(Stored dataset items)

• • • • • • •

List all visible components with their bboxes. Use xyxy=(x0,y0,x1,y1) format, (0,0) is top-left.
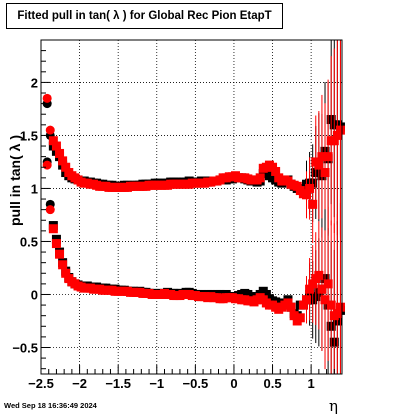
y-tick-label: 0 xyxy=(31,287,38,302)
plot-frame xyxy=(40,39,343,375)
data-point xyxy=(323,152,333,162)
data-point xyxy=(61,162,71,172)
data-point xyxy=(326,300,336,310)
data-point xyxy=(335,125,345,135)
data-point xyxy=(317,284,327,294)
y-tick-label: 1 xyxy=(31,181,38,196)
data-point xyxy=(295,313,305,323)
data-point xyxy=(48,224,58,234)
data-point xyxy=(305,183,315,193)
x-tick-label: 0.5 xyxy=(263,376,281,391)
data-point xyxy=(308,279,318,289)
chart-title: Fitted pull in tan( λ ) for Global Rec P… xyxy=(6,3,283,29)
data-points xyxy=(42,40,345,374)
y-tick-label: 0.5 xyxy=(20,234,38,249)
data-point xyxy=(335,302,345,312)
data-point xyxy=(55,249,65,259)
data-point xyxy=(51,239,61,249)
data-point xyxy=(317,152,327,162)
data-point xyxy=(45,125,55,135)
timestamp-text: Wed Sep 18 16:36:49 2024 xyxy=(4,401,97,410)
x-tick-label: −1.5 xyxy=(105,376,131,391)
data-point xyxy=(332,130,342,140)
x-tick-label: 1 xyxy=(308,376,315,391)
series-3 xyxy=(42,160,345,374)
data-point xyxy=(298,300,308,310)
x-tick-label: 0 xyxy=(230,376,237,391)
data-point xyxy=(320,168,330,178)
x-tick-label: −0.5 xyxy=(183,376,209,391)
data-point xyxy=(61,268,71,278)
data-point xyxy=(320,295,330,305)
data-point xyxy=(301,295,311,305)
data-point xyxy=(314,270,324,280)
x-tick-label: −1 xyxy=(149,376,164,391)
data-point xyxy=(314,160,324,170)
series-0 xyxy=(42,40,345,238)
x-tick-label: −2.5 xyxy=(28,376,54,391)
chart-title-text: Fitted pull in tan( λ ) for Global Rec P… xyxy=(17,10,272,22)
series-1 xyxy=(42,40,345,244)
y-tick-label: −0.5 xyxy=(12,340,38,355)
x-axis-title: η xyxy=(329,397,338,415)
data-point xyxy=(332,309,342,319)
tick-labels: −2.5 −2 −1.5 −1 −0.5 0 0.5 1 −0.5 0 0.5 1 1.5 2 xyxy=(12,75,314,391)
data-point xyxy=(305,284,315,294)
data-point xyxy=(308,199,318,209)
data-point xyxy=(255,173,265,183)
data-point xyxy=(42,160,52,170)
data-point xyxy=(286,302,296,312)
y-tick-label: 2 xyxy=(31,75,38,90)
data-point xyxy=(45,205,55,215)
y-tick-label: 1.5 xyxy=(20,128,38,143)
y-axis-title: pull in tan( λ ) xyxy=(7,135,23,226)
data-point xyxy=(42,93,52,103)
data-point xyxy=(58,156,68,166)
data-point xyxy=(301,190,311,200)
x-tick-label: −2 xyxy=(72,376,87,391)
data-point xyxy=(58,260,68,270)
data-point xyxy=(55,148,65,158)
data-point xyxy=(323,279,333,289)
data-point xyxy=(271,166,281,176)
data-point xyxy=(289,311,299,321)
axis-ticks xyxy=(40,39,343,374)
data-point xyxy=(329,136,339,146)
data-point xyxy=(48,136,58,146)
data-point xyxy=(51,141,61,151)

• • • • • • •

(To do):
Count the lines in the listing above that contain the string "Fitted", matching case exactly. Reply with the number alone.

(Solution):
2